## BEGIN Provided information
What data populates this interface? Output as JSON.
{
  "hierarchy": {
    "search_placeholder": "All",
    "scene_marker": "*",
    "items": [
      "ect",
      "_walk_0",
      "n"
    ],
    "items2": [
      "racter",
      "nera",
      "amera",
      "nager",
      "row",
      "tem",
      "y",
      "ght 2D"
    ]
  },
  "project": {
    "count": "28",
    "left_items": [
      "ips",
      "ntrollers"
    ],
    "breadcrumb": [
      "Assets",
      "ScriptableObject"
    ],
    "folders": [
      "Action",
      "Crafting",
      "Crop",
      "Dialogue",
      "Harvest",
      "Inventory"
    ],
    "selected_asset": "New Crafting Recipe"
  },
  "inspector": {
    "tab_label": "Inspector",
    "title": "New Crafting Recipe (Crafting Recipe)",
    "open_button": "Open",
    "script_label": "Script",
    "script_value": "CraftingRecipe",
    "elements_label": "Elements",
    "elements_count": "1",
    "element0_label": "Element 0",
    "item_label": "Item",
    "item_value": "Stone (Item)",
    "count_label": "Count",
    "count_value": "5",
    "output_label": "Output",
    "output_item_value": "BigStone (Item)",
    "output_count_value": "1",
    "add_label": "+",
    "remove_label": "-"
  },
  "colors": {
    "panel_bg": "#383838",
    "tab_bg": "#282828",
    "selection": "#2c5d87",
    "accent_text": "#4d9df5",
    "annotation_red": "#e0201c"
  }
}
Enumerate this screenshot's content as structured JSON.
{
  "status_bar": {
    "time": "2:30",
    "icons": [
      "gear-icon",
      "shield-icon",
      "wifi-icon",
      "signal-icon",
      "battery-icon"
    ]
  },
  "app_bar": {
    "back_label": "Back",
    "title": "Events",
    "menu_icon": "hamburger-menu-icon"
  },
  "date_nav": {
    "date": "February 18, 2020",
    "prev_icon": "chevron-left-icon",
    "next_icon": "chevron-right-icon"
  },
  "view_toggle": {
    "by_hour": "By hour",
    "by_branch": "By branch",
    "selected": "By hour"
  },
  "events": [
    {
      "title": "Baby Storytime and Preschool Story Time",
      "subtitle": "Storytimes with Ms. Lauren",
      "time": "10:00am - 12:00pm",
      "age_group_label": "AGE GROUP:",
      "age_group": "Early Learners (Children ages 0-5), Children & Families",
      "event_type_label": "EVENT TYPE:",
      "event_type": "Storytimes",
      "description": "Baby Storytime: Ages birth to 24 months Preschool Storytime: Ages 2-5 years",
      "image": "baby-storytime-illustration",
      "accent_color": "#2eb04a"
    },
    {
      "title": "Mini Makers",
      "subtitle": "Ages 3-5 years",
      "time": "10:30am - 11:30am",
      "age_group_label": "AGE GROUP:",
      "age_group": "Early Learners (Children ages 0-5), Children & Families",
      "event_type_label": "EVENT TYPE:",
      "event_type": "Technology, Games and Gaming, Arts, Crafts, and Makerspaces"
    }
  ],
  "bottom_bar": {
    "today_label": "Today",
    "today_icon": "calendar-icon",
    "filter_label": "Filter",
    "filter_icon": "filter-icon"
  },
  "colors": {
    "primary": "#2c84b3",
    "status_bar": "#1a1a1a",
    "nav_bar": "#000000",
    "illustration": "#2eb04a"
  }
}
## END Provided information
## Task prompt
Scan the material above for the string "this" and return the lines that hold it.

## Reply
What data populates this interface? Output as JSON.
Enumerate this screenshot's content as structured JSON.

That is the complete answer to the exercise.